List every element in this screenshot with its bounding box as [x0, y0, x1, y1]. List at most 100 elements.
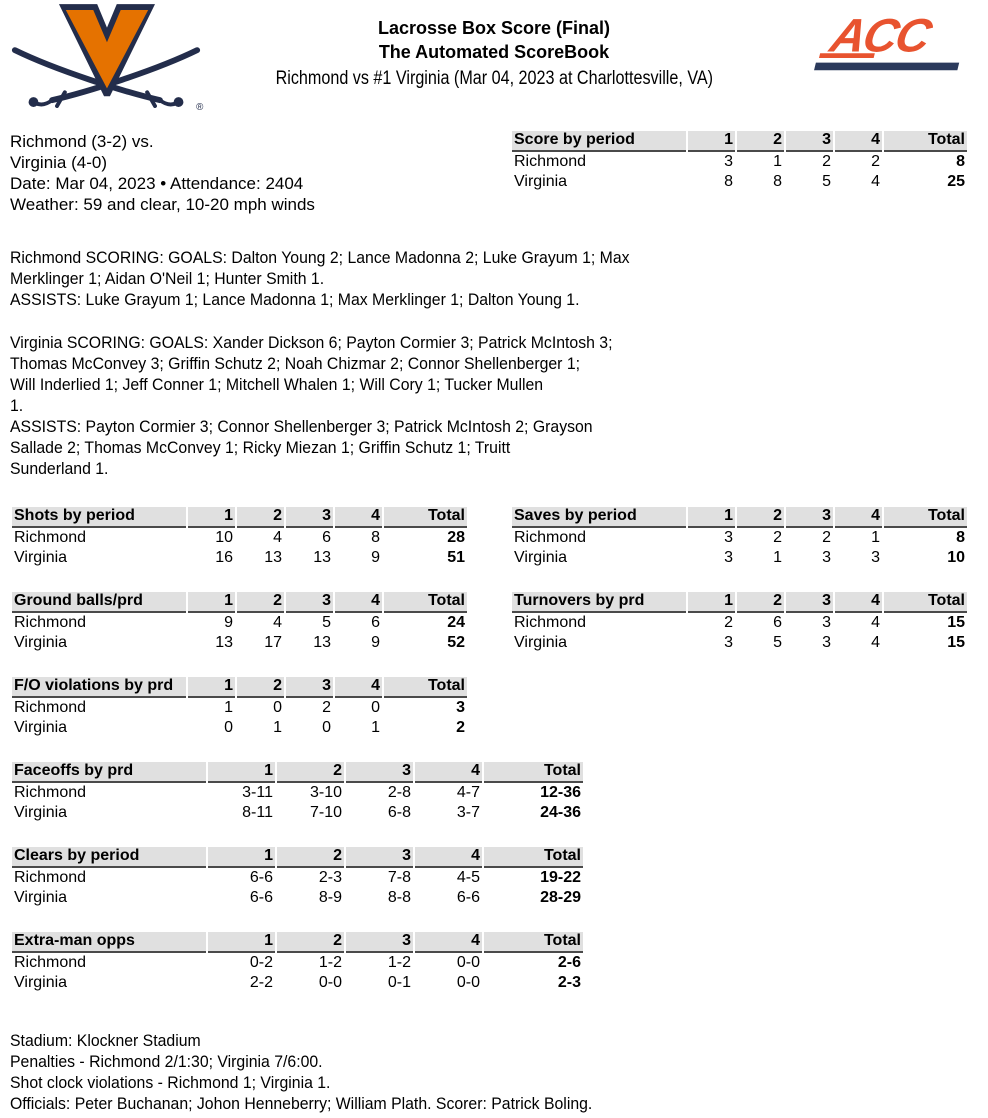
team-name-cell: Richmond [14, 614, 87, 631]
extra-man-table: Extra-man opps 1 2 3 4 Total Richmond 0-2 1-2 1-2… [10, 932, 585, 993]
period-column-header: 4 [835, 592, 882, 613]
value-cell: 5 [322, 614, 331, 631]
text-line-content: Richmond SCORING: GOALS: Dalton Young 2;… [10, 248, 630, 267]
value-cell: 10 [215, 529, 233, 546]
period-column-header: 1 [208, 762, 275, 783]
stat-row: Richmond 3 1 2 2 8 [512, 152, 967, 172]
period-column-header: 1 [188, 677, 235, 698]
acc-logo: ACC [802, 8, 974, 79]
value-cell: 1 [773, 549, 782, 566]
team-name-cell: Richmond [14, 869, 87, 886]
value-cell: 2 [871, 153, 880, 170]
stat-row: Richmond 10 4 6 8 28 [12, 528, 467, 548]
value-cell: 8 [724, 173, 733, 190]
text-line: Date: Mar 04, 2023 • Attendance: 2404 [10, 173, 315, 194]
period-column-header: Total [384, 677, 467, 698]
team-name-cell: Virginia [514, 549, 568, 566]
period-column-header: 4 [415, 762, 482, 783]
total-cell: 8 [956, 153, 965, 170]
text-line: Virginia (4-0) [10, 152, 315, 173]
team-name-cell: Richmond [514, 529, 587, 546]
total-cell: 2-3 [557, 974, 581, 991]
value-cell: 2-3 [318, 869, 342, 886]
stat-row: Richmond 1 0 2 0 3 [12, 698, 467, 718]
period-column-header: Total [884, 507, 967, 528]
period-column-header: Total [484, 932, 583, 953]
text-line-content: Will Inderlied 1; Jeff Conner 1; Mitchel… [10, 375, 544, 394]
value-cell: 4-5 [456, 869, 480, 886]
value-cell: 17 [264, 634, 282, 651]
stat-row: Virginia 8 8 5 4 25 [512, 172, 967, 192]
team-name-cell: Richmond [14, 954, 87, 971]
period-column-header: 4 [335, 592, 382, 613]
table-header-row: Ground balls/prd 1 2 3 4 Total [12, 592, 467, 613]
value-cell: 6-6 [249, 889, 273, 906]
richmond-scoring-summary: Richmond SCORING: GOALS: Dalton Young 2;… [10, 247, 676, 310]
text-line-content: Stadium: Klockner Stadium [10, 1031, 201, 1050]
text-line: Richmond SCORING: GOALS: Dalton Young 2;… [10, 247, 676, 268]
period-column-header: Total [884, 131, 967, 152]
stat-row: Richmond 0-2 1-2 1-2 0-0 2-6 [12, 953, 583, 973]
value-cell: 2 [822, 529, 831, 546]
stat-row: Virginia 8-11 7-10 6-8 3-7 24-36 [12, 803, 583, 823]
team-name-cell: Virginia [14, 804, 68, 821]
table-header-row: Clears by period 1 2 3 4 Total [12, 847, 583, 868]
virginia-v-sabers-icon: ® [11, 4, 204, 113]
total-cell: 2 [456, 719, 465, 736]
value-cell: 3 [724, 153, 733, 170]
period-column-header: 2 [237, 677, 284, 698]
value-cell: 0 [322, 719, 331, 736]
text-line-content: 1. [10, 396, 24, 415]
value-cell: 0-2 [249, 954, 273, 971]
period-column-header: 4 [415, 847, 482, 868]
period-column-header: 3 [346, 762, 413, 783]
team-name-cell: Virginia [14, 889, 68, 906]
text-line: Penalties - Richmond 2/1:30; Virginia 7/… [10, 1051, 636, 1072]
value-cell: 1-2 [318, 954, 342, 971]
value-cell: 0-0 [318, 974, 342, 991]
period-column-header: 1 [688, 507, 735, 528]
text-line-content: Weather: 59 and clear, 10-20 mph winds [10, 195, 315, 214]
table-header-row: Score by period 1 2 3 4 Total [512, 131, 967, 152]
value-cell: 6 [322, 529, 331, 546]
period-column-header: 4 [835, 507, 882, 528]
period-column-header: 1 [208, 932, 275, 953]
fo-violations-table: F/O violations by prd 1 2 3 4 Total Richmond 1 0… [10, 677, 469, 738]
total-cell: 3 [456, 699, 465, 716]
period-column-header: 3 [346, 932, 413, 953]
text-line: Sunderland 1. [10, 458, 658, 479]
text-line: Thomas McConvey 3; Griffin Schutz 2; Noa… [10, 353, 658, 374]
text-line: Sallade 2; Thomas McConvey 1; Ricky Miez… [10, 437, 658, 458]
virginia-scoring-summary: Virginia SCORING: GOALS: Xander Dickson … [10, 332, 658, 479]
table-header-row: Turnovers by prd 1 2 3 4 Total [512, 592, 967, 613]
text-line-content: ASSISTS: Luke Grayum 1; Lance Madonna 1;… [10, 290, 580, 309]
period-column-header: 2 [277, 762, 344, 783]
value-cell: 5 [773, 634, 782, 651]
stat-row: Richmond 6-6 2-3 7-8 4-5 19-22 [12, 868, 583, 888]
ground-balls-table: Ground balls/prd 1 2 3 4 Total Richmond 9 4 5 6 24 V… [10, 592, 469, 653]
value-cell: 8 [773, 173, 782, 190]
clears-table: Clears by period 1 2 3 4 Total Richmond 6-6 2-3 7… [10, 847, 585, 908]
value-cell: 2 [773, 529, 782, 546]
period-column-header: 4 [335, 507, 382, 528]
period-column-header: Total [384, 507, 467, 528]
total-cell: 51 [447, 549, 465, 566]
total-cell: 10 [947, 549, 965, 566]
stat-row: Virginia 2-2 0-0 0-1 0-0 2-3 [12, 973, 583, 993]
value-cell: 4 [871, 614, 880, 631]
period-column-header: 2 [237, 592, 284, 613]
table-header-row: Faceoffs by prd 1 2 3 4 Total [12, 762, 583, 783]
total-cell: 24-36 [540, 804, 581, 821]
text-line: Shot clock violations - Richmond 1; Virg… [10, 1072, 636, 1093]
value-cell: 4 [871, 634, 880, 651]
text-line-content: Shot clock violations - Richmond 1; Virg… [10, 1073, 331, 1092]
value-cell: 3 [822, 549, 831, 566]
period-column-header: 2 [277, 932, 344, 953]
virginia-cavaliers-logo: ® [8, 2, 204, 117]
value-cell: 1 [224, 699, 233, 716]
text-line-content: Date: Mar 04, 2023 • Attendance: 2404 [10, 174, 304, 193]
value-cell: 2 [724, 614, 733, 631]
acc-wordmark-icon: ACC [814, 10, 960, 71]
text-line: ASSISTS: Payton Cormier 3; Connor Shelle… [10, 416, 658, 437]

| JOB |
Please set out the lines of every row above as a Markdown table with the columns No. and Line. Skip blank lines and leave the pictures out.

| RESPONSE TO THIS EXERCISE |
| No. | Line |
|---|---|
| 1 | List every element in this screenshot with its bounding box as [x0, y0, x1, y1]. List at most 100 elements. |
| 2 | team-name-cell: Richmond [14, 614, 87, 631] |
| 3 | extra-man-table: Extra-man opps 1 2 3 4 Total Richmond 0-2 1-2 1-2… [10, 932, 585, 993] |
| 4 | period-column-header: 4 [835, 592, 882, 613] |
| 5 | value-cell: 5 [322, 614, 331, 631] |
| 6 | text-line-content: Richmond SCORING: GOALS: Dalton Young 2;… [10, 248, 630, 267] |
| 7 | value-cell: 10 [215, 529, 233, 546] |
| 8 | period-column-header: 1 [208, 762, 275, 783] |
| 9 | stat-row: Richmond 3 1 2 2 8 [512, 152, 967, 172] |
| 10 | period-column-header: 1 [188, 677, 235, 698] |
| 11 | acc-logo: ACC [802, 8, 974, 79] |
| 12 | value-cell: 1 [773, 549, 782, 566] |
| 13 | team-name-cell: Richmond [14, 869, 87, 886] |
| 14 | value-cell: 2 [871, 153, 880, 170] |
| 15 | stat-row: Richmond 10 4 6 8 28 [12, 528, 467, 548] |
| 16 | value-cell: 8 [724, 173, 733, 190] |
| 17 | text-line: Date: Mar 04, 2023 • Attendance: 2404 [10, 173, 315, 194] |
| 18 | period-column-header: Total [384, 677, 467, 698] |
| 19 | team-name-cell: Virginia [514, 549, 568, 566] |
| 20 | period-column-header: 4 [415, 762, 482, 783] |
| 21 | total-cell: 8 [956, 153, 965, 170] |
| 22 | text-line: Virginia (4-0) [10, 152, 315, 173] |
| 23 | team-name-cell: Richmond [514, 529, 587, 546] |
| 24 | total-cell: 2-3 [557, 974, 581, 991] |
| 25 | value-cell: 2-3 [318, 869, 342, 886] |
| 26 | stat-row: Richmond 1 0 2 0 3 [12, 698, 467, 718] |
| 27 | period-column-header: Total [884, 507, 967, 528] |
| 28 | period-column-header: Total [484, 932, 583, 953] |
| 29 | text-line-content: Will Inderlied 1; Jeff Conner 1; Mitchel… [10, 375, 544, 394] |
| 30 | value-cell: 4-5 [456, 869, 480, 886] |
| 31 | value-cell: 17 [264, 634, 282, 651] |
| 32 | stat-row: Virginia 8 8 5 4 25 [512, 172, 967, 192] |
| 33 | team-name-cell: Richmond [14, 954, 87, 971] |
| 34 | period-column-header: 4 [335, 592, 382, 613] |
| 35 | table-header-row: Ground balls/prd 1 2 3 4 Total [12, 592, 467, 613] |
| 36 | value-cell: 6-6 [249, 889, 273, 906] |
| 37 | richmond-scoring-summary: Richmond SCORING: GOALS: Dalton Young 2;… [10, 247, 676, 310] |
| 38 | text-line-content: Stadium: Klockner Stadium [10, 1031, 201, 1050] |
| 39 | text-line: Richmond SCORING: GOALS: Dalton Young 2;… [10, 247, 676, 268] |
| 40 | period-column-header: Total [884, 131, 967, 152] |
| 41 | stat-row: Richmond 0-2 1-2 1-2 0-0 2-6 [12, 953, 583, 973] |
| 42 | value-cell: 2 [822, 529, 831, 546] |
| 43 | stat-row: Virginia 8-11 7-10 6-8 3-7 24-36 [12, 803, 583, 823] |
| 44 | team-name-cell: Virginia [14, 804, 68, 821] |
| 45 | table-header-row: Clears by period 1 2 3 4 Total [12, 847, 583, 868] |
| 46 | virginia-v-sabers-icon: ® [11, 4, 204, 113] |
| 47 | total-cell: 2 [456, 719, 465, 736] |
| 48 | value-cell: 3 [724, 153, 733, 170] |
| 49 | period-column-header: 2 [237, 677, 284, 698] |
| 50 | value-cell: 0 [322, 719, 331, 736] |
| 51 | text-line-content: 1. [10, 396, 24, 415] |
| 52 | value-cell: 0-2 [249, 954, 273, 971] |
| 53 | period-column-header: 4 [415, 847, 482, 868] |
| 54 | period-column-header: 3 [346, 762, 413, 783] |
| 55 | team-name-cell: Virginia [14, 889, 68, 906] |
| 56 | text-line: Penalties - Richmond 2/1:30; Virginia 7/… [10, 1051, 636, 1072] |
| 57 | value-cell: 1-2 [318, 954, 342, 971] |
| 58 | value-cell: 0-0 [318, 974, 342, 991] |
| 59 | period-column-header: 1 [688, 507, 735, 528] |
| 60 | text-line-content: Weather: 59 and clear, 10-20 mph winds [10, 195, 315, 214] |
| 61 | table-header-row: Score by period 1 2 3 4 Total [512, 131, 967, 152] |
| 62 | value-cell: 6 [322, 529, 331, 546] |
| 63 | period-column-header: 4 [835, 507, 882, 528] |
| 64 | period-column-header: 1 [208, 932, 275, 953] |
| 65 | fo-violations-table: F/O violations by prd 1 2 3 4 Total Richmond 1 0… [10, 677, 469, 738] |
| 66 | total-cell: 3 [456, 699, 465, 716] |
| 67 | period-column-header: 3 [346, 932, 413, 953] |
| 68 | text-line: Sunderland 1. [10, 458, 658, 479] |
| 69 | text-line: Thomas McConvey 3; Griffin Schutz 2; Noa… [10, 353, 658, 374] |
| 70 | text-line: Sallade 2; Thomas McConvey 1; Ricky Miez… [10, 437, 658, 458] |
| 71 | virginia-scoring-summary: Virginia SCORING: GOALS: Xander Dickson … [10, 332, 658, 479] |
| 72 | table-header-row: Turnovers by prd 1 2 3 4 Total [512, 592, 967, 613] |
| 73 | text-line-content: ASSISTS: Luke Grayum 1; Lance Madonna 1;… [10, 290, 580, 309] |
| 74 | period-column-header: 2 [277, 762, 344, 783] |
| 75 | value-cell: 5 [773, 634, 782, 651] |
| 76 | stat-row: Richmond 6-6 2-3 7-8 4-5 19-22 [12, 868, 583, 888] |
| 77 | ground-balls-table: Ground balls/prd 1 2 3 4 Total Richmond 9 4 5 6 24 V… [10, 592, 469, 653] |
| 78 | value-cell: 8 [773, 173, 782, 190] |
| 79 | clears-table: Clears by period 1 2 3 4 Total Richmond 6-6 2-3 7… [10, 847, 585, 908] |
| 80 | value-cell: 2 [773, 529, 782, 546] |
| 81 | period-column-header: 4 [335, 507, 382, 528] |
| 82 | period-column-header: Total [384, 507, 467, 528] |
| 83 | total-cell: 51 [447, 549, 465, 566] |
| 84 | total-cell: 10 [947, 549, 965, 566] |
| 85 | stat-row: Virginia 2-2 0-0 0-1 0-0 2-3 [12, 973, 583, 993] |
| 86 | value-cell: 4 [871, 614, 880, 631] |
| 87 | period-column-header: 2 [237, 592, 284, 613] |
| 88 | table-header-row: Faceoffs by prd 1 2 3 4 Total [12, 762, 583, 783] |
| 89 | total-cell: 24-36 [540, 804, 581, 821] |
| 90 | text-line: Shot clock violations - Richmond 1; Virg… [10, 1072, 636, 1093] |
| 91 | value-cell: 4 [871, 634, 880, 651] |
| 92 | text-line-content: Shot clock violations - Richmond 1; Virg… [10, 1073, 331, 1092] |
| 93 | value-cell: 3 [822, 549, 831, 566] |
| 94 | period-column-header: 2 [277, 932, 344, 953] |
| 95 | virginia-cavaliers-logo: ® [8, 2, 204, 117] |
| 96 | value-cell: 1 [224, 699, 233, 716] |
| 97 | text-line-content: Date: Mar 04, 2023 • Attendance: 2404 [10, 174, 304, 193] |
| 98 | value-cell: 2 [724, 614, 733, 631] |
| 99 | acc-wordmark-icon: ACC [814, 10, 960, 71] |
| 100 | text-line: ASSISTS: Payton Cormier 3; Connor Shelle… [10, 416, 658, 437] |